═══ Extracted records

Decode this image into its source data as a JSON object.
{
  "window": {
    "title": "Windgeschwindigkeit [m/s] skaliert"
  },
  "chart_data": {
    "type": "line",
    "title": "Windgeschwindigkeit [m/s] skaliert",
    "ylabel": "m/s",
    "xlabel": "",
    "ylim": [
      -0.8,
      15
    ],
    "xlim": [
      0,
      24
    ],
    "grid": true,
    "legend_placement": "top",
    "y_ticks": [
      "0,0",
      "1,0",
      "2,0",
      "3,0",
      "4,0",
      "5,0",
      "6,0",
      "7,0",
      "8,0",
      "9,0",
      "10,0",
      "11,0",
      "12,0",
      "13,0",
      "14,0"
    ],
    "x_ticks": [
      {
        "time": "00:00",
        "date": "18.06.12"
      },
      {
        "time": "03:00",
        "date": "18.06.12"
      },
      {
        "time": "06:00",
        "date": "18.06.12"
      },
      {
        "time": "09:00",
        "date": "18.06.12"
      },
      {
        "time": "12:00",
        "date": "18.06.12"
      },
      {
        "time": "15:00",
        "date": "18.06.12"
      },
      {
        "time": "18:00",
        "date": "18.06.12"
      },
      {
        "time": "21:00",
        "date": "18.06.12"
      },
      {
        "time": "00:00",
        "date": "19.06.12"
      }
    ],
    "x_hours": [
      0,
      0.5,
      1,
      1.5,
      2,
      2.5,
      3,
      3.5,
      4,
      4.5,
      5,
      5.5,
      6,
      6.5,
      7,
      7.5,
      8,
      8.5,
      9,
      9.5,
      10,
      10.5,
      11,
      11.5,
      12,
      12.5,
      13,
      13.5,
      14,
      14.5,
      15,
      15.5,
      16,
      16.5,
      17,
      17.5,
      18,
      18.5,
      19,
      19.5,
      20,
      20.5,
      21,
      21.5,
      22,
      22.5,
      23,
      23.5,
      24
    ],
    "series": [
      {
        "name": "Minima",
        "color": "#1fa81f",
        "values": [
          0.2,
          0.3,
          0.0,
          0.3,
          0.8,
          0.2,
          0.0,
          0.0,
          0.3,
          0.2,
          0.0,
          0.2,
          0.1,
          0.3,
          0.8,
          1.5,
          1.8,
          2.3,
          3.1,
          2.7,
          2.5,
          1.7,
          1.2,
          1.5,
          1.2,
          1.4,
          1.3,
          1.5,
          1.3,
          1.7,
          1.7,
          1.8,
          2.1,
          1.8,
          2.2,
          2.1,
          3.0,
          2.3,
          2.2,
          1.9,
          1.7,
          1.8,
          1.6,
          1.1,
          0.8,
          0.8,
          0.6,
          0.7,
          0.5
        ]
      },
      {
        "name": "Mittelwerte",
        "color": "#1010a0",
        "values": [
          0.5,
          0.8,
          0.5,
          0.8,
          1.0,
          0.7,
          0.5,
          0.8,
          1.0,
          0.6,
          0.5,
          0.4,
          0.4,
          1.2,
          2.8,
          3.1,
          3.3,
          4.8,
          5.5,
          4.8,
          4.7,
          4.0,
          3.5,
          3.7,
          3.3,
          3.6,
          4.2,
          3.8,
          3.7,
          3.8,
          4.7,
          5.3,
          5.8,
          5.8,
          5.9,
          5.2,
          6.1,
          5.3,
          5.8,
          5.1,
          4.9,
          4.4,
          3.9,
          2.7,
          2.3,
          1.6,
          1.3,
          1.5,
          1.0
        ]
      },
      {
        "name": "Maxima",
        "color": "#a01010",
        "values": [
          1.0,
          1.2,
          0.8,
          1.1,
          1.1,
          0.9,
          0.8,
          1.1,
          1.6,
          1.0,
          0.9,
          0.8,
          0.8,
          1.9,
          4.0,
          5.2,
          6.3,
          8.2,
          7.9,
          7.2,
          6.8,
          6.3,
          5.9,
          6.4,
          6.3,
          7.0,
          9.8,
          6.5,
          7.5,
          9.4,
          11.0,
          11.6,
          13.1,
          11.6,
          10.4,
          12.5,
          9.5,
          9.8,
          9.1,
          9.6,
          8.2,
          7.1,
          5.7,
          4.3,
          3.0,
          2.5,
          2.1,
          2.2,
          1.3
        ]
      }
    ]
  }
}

══════

Work to complete – Show all lines from the records above where the word "time" occurs.

Final answer –
        "time": "00:00",
        "time": "03:00",
        "time": "06:00",
        "time": "09:00",
        "time": "12:00",
        "time": "15:00",
        "time": "18:00",
        "time": "21:00",
        "time": "00:00",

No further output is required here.